PROBLEM DESCRIPTION |
Gather every line holding the string "vercel".

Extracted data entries
- - -

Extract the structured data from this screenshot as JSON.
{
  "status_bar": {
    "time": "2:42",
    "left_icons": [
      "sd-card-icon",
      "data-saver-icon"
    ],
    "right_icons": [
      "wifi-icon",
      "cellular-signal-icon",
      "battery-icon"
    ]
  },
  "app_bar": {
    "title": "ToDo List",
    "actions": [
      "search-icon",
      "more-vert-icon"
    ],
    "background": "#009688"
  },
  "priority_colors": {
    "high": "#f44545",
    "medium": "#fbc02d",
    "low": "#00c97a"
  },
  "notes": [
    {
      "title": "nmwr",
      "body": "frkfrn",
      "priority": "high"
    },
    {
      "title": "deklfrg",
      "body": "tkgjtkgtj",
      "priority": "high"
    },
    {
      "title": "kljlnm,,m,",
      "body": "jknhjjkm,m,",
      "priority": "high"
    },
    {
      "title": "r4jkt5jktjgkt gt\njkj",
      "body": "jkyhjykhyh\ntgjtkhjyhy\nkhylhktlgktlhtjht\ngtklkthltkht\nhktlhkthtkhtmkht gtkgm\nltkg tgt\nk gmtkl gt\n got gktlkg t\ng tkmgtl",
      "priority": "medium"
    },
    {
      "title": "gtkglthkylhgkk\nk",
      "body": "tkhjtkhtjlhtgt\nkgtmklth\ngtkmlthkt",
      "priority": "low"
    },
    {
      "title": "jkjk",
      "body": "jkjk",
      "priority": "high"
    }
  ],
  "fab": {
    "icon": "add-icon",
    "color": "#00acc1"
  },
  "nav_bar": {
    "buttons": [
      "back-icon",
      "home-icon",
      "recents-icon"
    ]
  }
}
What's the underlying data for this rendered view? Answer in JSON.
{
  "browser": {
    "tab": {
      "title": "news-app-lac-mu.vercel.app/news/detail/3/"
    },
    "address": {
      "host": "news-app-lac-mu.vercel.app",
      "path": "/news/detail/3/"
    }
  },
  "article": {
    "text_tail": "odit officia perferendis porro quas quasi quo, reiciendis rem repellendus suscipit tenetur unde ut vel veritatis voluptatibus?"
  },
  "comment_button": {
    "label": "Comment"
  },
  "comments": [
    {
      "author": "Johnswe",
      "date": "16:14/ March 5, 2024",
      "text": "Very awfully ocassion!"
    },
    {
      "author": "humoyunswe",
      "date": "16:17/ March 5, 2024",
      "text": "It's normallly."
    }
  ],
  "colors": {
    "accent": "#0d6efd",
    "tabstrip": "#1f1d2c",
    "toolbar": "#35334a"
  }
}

- - -

COMPLETE OUTPUT |
      "title": "news-app-lac-mu.vercel.app/news/detail/3/"
      "host": "news-app-lac-mu.vercel.app",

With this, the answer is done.